[Begin]

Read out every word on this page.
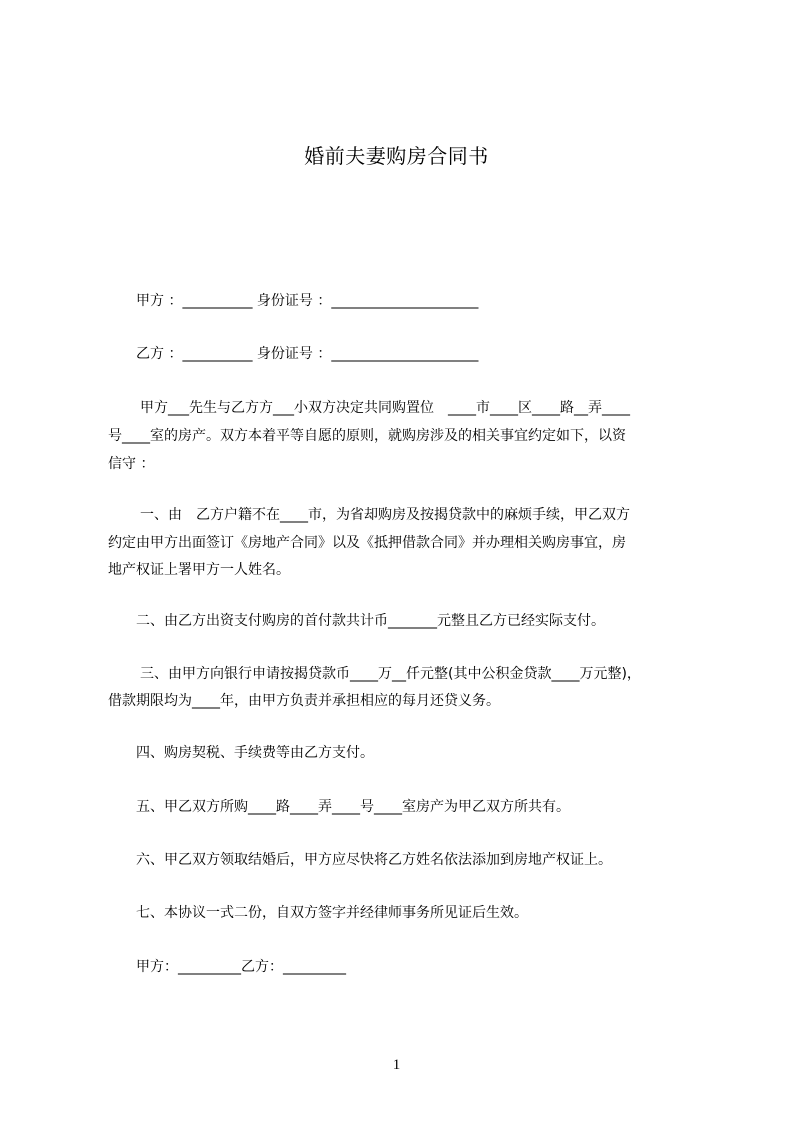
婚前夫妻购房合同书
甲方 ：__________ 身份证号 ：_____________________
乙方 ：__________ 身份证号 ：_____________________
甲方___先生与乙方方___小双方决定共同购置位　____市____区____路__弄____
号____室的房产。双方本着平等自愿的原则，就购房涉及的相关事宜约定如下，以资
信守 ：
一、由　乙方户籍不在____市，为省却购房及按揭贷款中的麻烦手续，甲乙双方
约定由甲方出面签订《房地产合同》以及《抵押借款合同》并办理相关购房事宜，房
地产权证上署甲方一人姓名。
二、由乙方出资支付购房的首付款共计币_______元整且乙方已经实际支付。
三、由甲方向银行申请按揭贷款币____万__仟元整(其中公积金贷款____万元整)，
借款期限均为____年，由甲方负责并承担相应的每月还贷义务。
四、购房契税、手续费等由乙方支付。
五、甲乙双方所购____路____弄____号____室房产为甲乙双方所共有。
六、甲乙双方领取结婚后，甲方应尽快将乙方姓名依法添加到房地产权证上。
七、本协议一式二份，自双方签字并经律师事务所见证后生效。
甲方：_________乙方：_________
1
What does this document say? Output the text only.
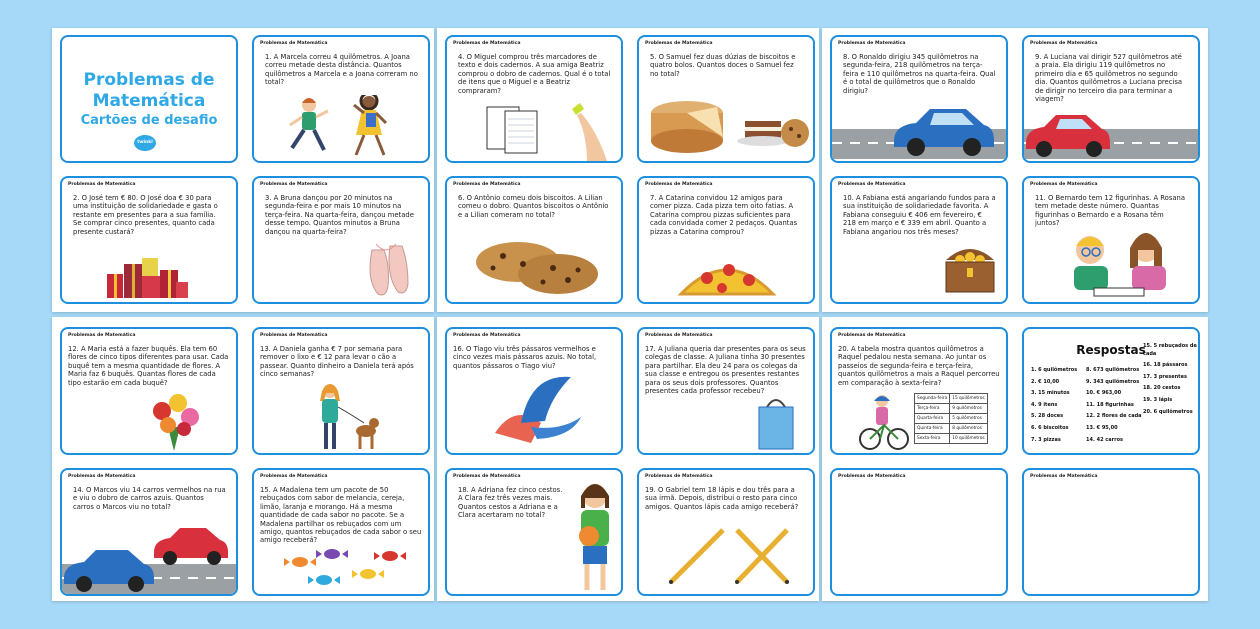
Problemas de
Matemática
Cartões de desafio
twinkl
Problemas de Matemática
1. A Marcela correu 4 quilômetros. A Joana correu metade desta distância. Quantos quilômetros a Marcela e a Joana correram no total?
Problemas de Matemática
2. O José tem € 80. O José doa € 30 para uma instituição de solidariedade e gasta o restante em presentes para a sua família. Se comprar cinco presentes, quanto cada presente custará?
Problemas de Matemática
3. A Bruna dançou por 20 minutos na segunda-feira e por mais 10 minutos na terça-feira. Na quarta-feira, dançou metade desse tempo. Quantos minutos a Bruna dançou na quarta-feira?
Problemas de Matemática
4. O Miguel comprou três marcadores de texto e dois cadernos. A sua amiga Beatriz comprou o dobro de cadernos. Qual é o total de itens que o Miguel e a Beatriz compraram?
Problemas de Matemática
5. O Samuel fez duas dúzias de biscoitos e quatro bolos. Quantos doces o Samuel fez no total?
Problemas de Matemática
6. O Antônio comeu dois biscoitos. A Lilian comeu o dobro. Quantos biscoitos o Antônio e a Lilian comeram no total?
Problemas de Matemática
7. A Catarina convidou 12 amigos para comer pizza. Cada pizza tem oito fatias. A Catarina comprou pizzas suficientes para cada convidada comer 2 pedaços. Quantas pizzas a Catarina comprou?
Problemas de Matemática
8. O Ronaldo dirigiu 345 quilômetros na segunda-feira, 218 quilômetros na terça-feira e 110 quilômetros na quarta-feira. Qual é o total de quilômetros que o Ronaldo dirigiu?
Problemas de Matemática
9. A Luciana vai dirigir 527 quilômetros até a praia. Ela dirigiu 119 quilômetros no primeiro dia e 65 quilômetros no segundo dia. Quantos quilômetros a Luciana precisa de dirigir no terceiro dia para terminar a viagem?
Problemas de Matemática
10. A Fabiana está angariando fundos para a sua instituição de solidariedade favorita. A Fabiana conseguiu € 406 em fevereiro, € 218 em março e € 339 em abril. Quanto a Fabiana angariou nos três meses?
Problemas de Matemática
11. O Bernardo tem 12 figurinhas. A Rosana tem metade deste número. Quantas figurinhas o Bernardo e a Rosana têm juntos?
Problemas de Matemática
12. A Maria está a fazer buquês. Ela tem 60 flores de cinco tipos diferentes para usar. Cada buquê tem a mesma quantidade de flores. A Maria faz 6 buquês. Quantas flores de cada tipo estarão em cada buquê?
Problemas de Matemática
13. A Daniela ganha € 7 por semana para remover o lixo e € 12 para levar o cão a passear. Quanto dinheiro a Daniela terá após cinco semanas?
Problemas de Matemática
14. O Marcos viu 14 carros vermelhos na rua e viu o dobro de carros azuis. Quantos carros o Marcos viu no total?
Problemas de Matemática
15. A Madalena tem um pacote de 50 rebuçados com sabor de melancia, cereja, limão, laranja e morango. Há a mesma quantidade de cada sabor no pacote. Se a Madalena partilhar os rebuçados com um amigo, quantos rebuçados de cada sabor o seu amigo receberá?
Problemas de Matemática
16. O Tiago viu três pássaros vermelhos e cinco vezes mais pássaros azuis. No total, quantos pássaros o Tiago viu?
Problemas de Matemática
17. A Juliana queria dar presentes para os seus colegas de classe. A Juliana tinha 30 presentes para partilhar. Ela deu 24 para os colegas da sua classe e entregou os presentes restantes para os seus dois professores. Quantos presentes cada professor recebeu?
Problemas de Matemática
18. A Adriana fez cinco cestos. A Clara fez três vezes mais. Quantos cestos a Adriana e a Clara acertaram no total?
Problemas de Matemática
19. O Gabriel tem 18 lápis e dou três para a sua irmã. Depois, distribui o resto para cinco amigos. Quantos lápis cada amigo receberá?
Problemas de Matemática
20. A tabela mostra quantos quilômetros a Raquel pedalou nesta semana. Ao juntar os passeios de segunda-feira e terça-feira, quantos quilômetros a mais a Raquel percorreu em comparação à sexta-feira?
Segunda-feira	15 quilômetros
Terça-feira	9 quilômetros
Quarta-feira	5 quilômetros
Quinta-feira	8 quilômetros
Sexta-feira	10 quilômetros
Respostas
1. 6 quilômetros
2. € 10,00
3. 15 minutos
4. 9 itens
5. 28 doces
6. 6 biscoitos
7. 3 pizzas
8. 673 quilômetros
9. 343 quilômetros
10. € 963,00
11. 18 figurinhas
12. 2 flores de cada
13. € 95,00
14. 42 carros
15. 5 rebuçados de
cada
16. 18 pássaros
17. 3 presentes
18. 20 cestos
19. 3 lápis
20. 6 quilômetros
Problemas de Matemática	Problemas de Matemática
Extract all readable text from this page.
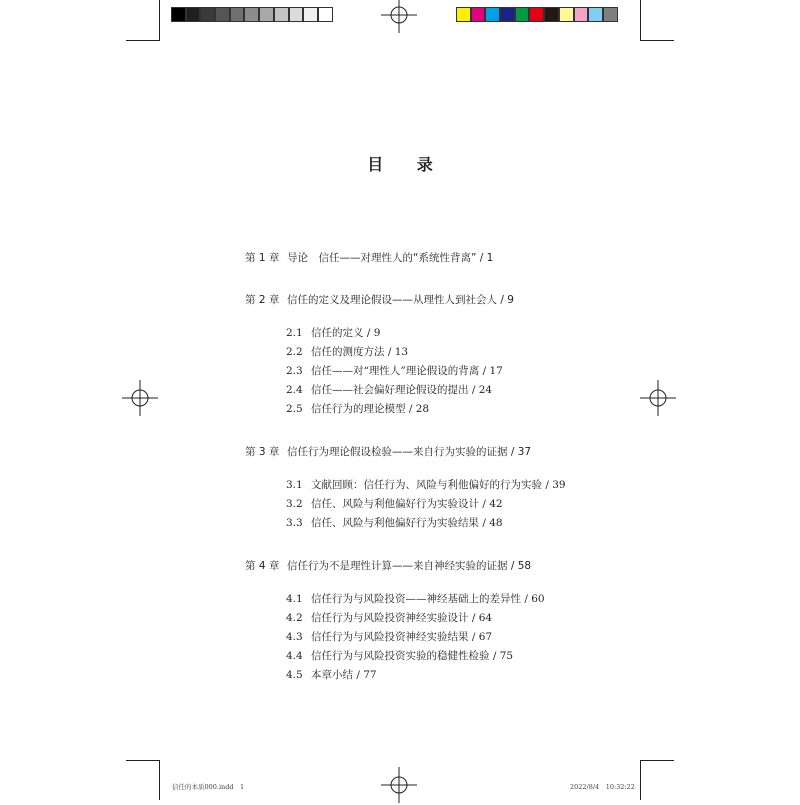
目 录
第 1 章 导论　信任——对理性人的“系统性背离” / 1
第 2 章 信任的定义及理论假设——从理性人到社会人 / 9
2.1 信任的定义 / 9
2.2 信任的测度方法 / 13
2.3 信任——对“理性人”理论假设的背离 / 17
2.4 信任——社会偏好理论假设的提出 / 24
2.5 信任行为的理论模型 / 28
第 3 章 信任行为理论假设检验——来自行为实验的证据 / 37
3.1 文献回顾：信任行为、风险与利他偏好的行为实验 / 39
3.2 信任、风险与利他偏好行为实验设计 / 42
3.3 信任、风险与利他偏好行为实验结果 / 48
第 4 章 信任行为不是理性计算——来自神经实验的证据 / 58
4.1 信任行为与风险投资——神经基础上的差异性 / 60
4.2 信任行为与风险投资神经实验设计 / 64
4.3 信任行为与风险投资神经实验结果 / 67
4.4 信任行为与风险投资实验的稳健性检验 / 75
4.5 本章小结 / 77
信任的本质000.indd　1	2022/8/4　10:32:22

[End]

--- PROBLEM STATEMENT ---
Say how many lines of the data include the string "comprou". Nothing other than the number should be given.

--- OUTPUT OF THE TASK ---
2